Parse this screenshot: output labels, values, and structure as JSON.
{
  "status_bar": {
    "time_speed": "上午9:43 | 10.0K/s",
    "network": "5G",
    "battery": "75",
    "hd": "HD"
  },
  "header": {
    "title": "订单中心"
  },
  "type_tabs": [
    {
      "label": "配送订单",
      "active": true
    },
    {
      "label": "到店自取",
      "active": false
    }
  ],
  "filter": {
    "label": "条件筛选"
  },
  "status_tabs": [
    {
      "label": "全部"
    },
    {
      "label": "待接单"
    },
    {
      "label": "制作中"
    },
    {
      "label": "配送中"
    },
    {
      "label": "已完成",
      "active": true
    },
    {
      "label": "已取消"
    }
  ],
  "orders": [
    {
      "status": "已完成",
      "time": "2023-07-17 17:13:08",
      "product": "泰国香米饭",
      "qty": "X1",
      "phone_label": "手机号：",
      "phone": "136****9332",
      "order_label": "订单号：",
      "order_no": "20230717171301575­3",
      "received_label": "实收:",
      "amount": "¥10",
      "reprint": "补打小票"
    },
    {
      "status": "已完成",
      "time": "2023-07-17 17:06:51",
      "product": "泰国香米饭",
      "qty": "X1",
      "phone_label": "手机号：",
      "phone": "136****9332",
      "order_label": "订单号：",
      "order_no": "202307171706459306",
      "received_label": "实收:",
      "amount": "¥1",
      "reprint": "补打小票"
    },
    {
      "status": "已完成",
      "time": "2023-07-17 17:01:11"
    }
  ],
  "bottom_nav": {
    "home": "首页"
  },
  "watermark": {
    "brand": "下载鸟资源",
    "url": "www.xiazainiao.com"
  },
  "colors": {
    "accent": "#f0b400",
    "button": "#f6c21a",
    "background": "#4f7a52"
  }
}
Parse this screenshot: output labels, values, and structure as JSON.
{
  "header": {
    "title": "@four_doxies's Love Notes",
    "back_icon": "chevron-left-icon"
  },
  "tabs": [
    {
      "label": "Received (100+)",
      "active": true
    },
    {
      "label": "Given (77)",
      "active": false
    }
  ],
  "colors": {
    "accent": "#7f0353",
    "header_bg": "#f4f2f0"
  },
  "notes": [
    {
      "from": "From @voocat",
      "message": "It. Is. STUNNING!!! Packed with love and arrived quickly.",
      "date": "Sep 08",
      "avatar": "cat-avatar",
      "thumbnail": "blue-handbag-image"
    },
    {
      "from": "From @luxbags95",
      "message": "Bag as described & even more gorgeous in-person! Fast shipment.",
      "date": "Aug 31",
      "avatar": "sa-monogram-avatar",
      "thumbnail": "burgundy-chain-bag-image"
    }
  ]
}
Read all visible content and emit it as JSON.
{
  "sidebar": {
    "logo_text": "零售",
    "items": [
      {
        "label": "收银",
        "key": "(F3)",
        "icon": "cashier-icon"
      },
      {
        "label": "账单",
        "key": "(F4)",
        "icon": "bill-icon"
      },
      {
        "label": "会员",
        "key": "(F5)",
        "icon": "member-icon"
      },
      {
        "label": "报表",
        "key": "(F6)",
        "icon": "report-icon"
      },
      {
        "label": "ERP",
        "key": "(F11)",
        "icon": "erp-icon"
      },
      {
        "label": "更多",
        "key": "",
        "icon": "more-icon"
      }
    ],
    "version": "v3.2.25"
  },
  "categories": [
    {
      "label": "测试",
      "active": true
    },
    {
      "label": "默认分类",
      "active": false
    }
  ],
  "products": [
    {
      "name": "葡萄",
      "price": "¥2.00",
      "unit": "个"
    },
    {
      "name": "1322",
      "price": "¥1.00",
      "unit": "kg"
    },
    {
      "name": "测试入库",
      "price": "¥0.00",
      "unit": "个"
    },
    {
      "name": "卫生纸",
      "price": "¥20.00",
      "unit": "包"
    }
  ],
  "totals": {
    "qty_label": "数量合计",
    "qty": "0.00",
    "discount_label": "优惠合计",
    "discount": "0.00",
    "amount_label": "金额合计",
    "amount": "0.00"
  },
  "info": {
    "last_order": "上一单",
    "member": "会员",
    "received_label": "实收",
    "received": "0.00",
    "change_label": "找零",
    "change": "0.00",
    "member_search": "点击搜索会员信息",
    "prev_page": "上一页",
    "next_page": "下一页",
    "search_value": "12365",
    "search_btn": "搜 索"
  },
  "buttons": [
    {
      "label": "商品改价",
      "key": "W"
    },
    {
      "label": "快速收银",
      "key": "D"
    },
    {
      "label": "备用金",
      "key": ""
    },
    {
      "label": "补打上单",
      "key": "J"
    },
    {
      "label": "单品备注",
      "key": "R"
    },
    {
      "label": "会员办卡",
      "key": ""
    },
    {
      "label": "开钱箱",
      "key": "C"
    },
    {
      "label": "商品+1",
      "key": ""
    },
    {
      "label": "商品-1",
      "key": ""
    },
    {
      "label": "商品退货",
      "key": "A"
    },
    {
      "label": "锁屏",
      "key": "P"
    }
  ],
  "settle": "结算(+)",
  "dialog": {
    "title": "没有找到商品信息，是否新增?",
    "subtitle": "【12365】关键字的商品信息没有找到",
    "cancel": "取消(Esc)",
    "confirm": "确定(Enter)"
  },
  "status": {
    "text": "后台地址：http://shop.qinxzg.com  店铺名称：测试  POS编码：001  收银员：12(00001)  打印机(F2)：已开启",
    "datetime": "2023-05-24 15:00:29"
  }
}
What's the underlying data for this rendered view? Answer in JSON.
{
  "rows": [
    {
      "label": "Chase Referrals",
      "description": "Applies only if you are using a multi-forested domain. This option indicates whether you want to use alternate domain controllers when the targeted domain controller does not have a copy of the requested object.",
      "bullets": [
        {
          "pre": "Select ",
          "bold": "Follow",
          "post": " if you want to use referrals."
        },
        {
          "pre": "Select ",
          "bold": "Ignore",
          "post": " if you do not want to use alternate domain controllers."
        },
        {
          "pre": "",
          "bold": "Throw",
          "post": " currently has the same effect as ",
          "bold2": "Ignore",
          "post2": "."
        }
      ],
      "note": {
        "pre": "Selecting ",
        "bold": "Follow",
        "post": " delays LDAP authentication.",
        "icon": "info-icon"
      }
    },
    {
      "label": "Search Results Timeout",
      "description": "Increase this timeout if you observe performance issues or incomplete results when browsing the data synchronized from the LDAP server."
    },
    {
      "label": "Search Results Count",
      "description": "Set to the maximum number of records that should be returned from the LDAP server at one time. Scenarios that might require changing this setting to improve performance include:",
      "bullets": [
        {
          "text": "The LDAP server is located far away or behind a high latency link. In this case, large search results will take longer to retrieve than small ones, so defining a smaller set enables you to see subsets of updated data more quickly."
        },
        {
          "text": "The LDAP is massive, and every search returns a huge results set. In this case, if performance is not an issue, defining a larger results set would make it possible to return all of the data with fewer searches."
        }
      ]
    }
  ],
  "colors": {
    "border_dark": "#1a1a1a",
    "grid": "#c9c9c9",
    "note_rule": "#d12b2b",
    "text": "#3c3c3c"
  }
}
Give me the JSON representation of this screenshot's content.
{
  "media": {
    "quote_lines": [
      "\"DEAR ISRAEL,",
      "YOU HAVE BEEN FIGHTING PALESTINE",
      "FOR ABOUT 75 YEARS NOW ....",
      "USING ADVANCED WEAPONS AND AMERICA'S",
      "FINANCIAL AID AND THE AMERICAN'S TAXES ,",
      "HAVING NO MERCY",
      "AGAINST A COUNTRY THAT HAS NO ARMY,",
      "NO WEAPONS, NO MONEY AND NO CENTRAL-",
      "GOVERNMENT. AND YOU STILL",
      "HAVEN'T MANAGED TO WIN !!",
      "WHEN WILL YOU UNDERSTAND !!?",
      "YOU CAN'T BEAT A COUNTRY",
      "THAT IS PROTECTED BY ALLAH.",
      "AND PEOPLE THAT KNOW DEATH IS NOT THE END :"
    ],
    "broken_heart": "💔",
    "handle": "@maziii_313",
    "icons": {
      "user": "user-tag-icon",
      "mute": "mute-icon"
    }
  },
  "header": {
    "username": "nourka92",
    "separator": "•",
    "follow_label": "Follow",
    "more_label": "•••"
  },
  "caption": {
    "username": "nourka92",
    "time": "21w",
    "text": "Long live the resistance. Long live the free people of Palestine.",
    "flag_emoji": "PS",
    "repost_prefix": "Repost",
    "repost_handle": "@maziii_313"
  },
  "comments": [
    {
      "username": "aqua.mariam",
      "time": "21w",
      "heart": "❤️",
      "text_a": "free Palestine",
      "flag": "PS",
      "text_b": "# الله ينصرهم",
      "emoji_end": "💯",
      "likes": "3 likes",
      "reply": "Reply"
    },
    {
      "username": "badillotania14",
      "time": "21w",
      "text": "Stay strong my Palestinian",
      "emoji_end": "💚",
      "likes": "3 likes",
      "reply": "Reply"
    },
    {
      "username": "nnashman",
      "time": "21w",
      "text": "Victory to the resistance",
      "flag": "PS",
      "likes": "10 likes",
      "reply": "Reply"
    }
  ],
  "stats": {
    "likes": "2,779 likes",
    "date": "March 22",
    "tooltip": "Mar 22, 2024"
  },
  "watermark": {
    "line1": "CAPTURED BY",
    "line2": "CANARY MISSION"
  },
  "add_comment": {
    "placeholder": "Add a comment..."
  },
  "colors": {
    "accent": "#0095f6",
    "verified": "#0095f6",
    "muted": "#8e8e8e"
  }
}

* Goal: From the data above, count the lines where "message" occurs and give that figure and nothing else.

* Response for this exercise: 2